Texto:
Me he puesto a mirar unos apuntes de psicología y me he topado con varias cosas interesantes: como la diferencia entre la prepotencia y la seguridad y nada mejor que hablar de ello hoy.
Del Libro: Claves del optimismo, Loreto Barrera, Libro-Hobby-Club, S.A. Dice: “…ENTRE LA SEGURIDAD Y LA PREPOTENCIA. Parecen iguales pero no lo son: la seguridad se basa en la autoestima mientras que la prepotencia intenta ocultar una inseguridad no asumida.
¿Cuál es la diferencia entre la prepotencia y la seguridad en uno mismo? La prepotencia se deriva de negar las limitaciones personales, precisamente porque se les tiene miedo. Se trata de mostrar a los otros una fuerza que solo quiere ocultar aquello que no se puede soportar. La prepotencia siempre se levanta contra otro, al que se intenta dominar. Es un rasgo que está basado en la ignorancia de los miedos personales y que para huir de ellos pone las debilidades internes en los demás. Mostrar a otros la potencia es un excelente método para acallar los temores propios. Cuando uno se conoce bien a sí mismo es imposible ser prepotente, porque todos los humanos estamos marcados por carencia que tuvimos que sufrir, por debilidades que tenemos que aceptar, por límites que tenemos que respetar. Todos somos susceptibles de padecer enfermedades y, lo más importante, todos somos mortales. La muerte nos iguala. No reconocer nuestras equivocaciones y fracasos es ir contra nosotras mismos.

Datos de comprensión de documentos:

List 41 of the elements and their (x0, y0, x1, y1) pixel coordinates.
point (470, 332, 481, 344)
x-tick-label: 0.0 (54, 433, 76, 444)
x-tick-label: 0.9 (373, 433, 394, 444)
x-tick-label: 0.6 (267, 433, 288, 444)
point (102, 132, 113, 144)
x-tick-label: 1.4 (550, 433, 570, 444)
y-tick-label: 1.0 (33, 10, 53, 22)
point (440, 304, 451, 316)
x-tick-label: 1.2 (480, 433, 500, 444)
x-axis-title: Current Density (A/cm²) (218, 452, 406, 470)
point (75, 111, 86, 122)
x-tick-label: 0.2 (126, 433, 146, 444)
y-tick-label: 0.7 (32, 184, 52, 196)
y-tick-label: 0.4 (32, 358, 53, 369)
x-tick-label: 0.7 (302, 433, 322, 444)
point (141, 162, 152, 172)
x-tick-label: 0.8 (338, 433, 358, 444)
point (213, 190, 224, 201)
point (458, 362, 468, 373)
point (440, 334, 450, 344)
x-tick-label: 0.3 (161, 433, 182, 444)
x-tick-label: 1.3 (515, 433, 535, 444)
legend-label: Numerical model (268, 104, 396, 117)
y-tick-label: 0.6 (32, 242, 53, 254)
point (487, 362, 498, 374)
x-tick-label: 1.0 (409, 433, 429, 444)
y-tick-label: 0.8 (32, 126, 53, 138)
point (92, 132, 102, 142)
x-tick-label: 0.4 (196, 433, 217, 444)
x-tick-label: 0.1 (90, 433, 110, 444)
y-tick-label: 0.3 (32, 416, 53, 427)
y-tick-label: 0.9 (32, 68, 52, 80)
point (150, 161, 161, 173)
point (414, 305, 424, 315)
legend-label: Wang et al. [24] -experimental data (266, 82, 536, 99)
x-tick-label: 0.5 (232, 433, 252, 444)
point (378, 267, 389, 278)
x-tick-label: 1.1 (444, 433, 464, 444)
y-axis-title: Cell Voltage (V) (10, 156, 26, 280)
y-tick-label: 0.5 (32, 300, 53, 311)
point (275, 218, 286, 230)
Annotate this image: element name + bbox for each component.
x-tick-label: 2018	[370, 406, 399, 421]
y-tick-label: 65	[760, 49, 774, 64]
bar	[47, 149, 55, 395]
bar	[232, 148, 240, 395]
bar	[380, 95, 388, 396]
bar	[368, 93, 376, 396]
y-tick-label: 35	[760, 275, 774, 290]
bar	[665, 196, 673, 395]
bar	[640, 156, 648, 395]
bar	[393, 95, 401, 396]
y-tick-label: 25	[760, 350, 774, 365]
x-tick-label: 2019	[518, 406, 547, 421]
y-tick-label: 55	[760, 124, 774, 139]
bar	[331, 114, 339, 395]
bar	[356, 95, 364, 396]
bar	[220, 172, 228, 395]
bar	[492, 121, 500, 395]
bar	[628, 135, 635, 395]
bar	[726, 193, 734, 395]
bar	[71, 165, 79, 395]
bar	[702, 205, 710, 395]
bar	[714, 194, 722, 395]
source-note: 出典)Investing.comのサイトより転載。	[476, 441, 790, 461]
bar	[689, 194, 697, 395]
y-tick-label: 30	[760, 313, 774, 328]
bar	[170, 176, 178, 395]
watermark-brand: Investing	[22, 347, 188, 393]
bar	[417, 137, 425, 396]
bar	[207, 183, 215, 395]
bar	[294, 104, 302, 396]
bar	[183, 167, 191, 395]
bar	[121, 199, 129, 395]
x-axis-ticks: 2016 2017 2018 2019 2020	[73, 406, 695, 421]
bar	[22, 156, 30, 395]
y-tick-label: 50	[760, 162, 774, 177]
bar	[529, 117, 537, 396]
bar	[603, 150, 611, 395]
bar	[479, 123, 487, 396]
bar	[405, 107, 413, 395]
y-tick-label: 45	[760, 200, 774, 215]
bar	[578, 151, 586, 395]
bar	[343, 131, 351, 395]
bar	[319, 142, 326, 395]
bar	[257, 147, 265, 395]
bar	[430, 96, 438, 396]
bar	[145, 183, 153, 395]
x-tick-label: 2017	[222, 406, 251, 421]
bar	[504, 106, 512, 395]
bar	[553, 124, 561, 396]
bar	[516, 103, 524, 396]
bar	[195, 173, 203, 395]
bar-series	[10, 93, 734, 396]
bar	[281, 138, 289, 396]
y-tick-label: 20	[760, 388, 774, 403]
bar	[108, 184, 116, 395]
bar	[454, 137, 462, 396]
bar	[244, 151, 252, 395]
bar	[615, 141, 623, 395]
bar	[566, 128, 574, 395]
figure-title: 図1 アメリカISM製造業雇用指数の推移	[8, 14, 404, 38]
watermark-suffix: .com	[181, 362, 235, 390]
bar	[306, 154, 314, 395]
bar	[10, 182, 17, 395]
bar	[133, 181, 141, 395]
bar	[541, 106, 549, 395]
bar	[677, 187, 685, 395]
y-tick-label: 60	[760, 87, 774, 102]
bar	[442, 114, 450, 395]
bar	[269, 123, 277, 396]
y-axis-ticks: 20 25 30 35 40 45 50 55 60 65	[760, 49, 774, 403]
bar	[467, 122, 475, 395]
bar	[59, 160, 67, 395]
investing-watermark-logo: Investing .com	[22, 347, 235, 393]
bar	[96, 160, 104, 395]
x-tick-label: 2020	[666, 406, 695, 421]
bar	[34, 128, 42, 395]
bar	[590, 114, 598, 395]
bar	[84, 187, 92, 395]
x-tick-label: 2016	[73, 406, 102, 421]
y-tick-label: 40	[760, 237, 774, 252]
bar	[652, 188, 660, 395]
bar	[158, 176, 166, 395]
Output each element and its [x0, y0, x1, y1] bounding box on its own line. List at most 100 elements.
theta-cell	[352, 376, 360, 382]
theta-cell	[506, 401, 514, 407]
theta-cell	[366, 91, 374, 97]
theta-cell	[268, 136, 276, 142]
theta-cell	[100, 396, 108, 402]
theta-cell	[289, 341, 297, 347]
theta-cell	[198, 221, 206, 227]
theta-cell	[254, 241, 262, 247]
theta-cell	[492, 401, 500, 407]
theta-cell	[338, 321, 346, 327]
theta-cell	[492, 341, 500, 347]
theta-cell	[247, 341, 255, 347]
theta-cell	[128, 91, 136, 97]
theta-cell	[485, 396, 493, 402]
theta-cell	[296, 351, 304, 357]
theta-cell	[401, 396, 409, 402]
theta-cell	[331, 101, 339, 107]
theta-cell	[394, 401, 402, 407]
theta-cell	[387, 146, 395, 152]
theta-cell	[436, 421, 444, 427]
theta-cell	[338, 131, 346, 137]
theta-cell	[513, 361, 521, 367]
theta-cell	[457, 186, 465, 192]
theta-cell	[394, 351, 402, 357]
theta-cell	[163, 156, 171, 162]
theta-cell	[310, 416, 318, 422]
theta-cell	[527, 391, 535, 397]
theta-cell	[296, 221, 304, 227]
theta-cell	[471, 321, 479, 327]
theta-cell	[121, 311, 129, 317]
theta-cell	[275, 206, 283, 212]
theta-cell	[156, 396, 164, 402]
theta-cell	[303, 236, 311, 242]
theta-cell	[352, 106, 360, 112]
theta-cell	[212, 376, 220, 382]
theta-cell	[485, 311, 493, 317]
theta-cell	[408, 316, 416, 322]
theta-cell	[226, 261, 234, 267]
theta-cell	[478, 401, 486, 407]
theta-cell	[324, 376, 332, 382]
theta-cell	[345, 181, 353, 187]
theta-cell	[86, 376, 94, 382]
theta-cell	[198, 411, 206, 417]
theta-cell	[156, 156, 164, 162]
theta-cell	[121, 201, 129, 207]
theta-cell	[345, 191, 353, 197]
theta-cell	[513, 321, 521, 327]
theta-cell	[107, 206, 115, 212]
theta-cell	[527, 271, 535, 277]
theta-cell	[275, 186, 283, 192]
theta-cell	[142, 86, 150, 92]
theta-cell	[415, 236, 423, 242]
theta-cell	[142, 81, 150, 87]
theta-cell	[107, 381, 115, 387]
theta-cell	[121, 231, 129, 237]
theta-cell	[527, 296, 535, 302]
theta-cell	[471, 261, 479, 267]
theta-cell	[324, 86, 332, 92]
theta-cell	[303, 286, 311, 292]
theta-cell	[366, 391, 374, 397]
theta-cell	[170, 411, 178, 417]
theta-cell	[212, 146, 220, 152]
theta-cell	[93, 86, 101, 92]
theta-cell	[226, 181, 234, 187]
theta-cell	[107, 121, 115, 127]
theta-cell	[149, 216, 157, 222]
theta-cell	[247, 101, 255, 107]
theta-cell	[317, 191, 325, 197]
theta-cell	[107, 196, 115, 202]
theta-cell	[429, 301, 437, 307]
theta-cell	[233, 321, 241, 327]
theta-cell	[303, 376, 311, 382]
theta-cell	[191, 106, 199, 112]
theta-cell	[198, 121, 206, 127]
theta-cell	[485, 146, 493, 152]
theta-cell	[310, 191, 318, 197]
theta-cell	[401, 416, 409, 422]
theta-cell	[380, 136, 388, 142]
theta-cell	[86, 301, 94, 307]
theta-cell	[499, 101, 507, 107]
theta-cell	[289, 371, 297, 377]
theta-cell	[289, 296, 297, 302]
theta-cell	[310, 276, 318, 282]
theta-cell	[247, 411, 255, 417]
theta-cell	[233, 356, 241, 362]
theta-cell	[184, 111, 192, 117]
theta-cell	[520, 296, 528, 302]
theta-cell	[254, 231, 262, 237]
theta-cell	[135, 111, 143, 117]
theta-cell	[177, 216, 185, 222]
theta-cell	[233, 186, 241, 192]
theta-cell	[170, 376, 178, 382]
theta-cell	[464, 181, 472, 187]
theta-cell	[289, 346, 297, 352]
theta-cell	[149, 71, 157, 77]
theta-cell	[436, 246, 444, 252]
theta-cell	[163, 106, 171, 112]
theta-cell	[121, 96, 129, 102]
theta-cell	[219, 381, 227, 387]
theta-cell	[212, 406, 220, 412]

Tareas:
(1) Según el texto sobre la prepotencia y la seguridad, ¿en qué se basa la seguridad?
(2) Retome el texto sobre la prepotencia y la seguridad a partir del punto en que termina.
Los datos son un material independiente del texto.

Respuestas:
(1) En la autoestima.

(2)
Solo se desea ser demasiado fuerte cuando uno se siente muy débil. El psicoterapeuta inglés John Bowlby dice que un buen fundamento para construir la personalidad es el que proporcionan los padres cuando el niño o el adolescente tiene la certeza de que puede hacer salidas al mundo exterior y después regresar sabiendo que será bien recibido, alimentado física y emocionalmente, reconfortado si se siente afligido y tranquilizado si está asustado. Este rol consiste en ser accesible, en estar preparado para responder cuando se le pide aliento y tal vez ayudar, pero intervenir activamente sólo cuando es necesario. Así aprende a confiar en sí mismo.
UN PREPOTENTE: No tiene capacidad para la autocrítica, porque no ha podido o no avanzado en su desarrollo psíquico. Necesita quedar por encima del resto, demostrando que es el más poderoso, se llega a creer que nunca falla. No se conoce bien a sí mismo, porque tiene una parte débil que no acepta que acaba poniendo todo lo que considera malo a los demás. No acepta la responsabilidad de sus errores porque se siente culpable de no llegar a de ser perfecto. Todo sentimiento de culpa hace bajar la autoestima. Se asusta de las diferencias y tiene rasgos misóginos, racistas y dictatoriales.
Reflexión marciana: siempre que nos topamos con alguien al que llamamos “prepotente” suele ser alguien que va en tono chulesco o se cree mejor que tu, y quiere imponerte su pensamiento a toda costa, sin aceptar que tu puedes tener una idea diferente a la de él.
Lo que no llegamos a pensar muchas veces, que esas personas pueden estar a años luz de una persona segura en si misma, ya que su nivel de maduración emocional y personal va por delante.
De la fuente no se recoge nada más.